SET PROBLEM
Copy every line of the material below word for word.

EXCERPTED RECORDS
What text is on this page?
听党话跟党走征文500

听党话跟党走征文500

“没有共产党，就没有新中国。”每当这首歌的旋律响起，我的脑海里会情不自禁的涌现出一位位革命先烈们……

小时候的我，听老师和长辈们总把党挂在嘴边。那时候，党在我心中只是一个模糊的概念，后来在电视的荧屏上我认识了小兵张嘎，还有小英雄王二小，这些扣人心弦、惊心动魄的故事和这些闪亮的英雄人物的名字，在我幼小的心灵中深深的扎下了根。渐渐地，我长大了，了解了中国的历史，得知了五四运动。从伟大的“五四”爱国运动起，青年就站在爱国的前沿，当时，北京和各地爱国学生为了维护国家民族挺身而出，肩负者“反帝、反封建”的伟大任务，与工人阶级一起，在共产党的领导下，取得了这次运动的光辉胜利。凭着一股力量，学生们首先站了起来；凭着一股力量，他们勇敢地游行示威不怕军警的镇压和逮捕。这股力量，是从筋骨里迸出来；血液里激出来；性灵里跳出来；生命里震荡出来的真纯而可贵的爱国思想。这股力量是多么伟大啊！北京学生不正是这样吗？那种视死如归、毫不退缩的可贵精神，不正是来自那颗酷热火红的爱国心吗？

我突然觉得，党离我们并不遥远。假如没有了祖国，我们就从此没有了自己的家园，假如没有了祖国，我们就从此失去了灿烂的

FINAL ANSWER
What text is on this page?
听党话跟党走征文500

听党话跟党走征文500

“没有共产党，就没有新中国。”每当这首歌的旋律响起，我的脑海里会情不自禁的涌现出一位位革命先烈们……

小时候的我，听老师和长辈们总把党挂在嘴边。那时候，党在我心中只是一个模糊的概念，后来在电视的荧屏上我认识了小兵张嘎，还有小英雄王二小，这些扣人心弦、惊心动魄的故事和这些闪亮的英雄人物的名字，在我幼小的心灵中深深的扎下了根。渐渐地，我长大了，了解了中国的历史，得知了五四运动。从伟大的“五四”爱国运动起，青年就站在爱国的前沿，当时，北京和各地爱国学生为了维护国家民族挺身而出，肩负者“反帝、反封建”的伟大任务，与工人阶级一起，在共产党的领导下，取得了这次运动的光辉胜利。凭着一股力量，学生们首先站了起来；凭着一股力量，他们勇敢地游行示威不怕军警的镇压和逮捕。这股力量，是从筋骨里迸出来；血液里激出来；性灵里跳出来；生命里震荡出来的真纯而可贵的爱国思想。这股力量是多么伟大啊！北京学生不正是这样吗？那种视死如归、毫不退缩的可贵精神，不正是来自那颗酷热火红的爱国心吗？

我突然觉得，党离我们并不遥远。假如没有了祖国，我们就从此没有了自己的家园，假如没有了祖国，我们就从此失去了灿烂的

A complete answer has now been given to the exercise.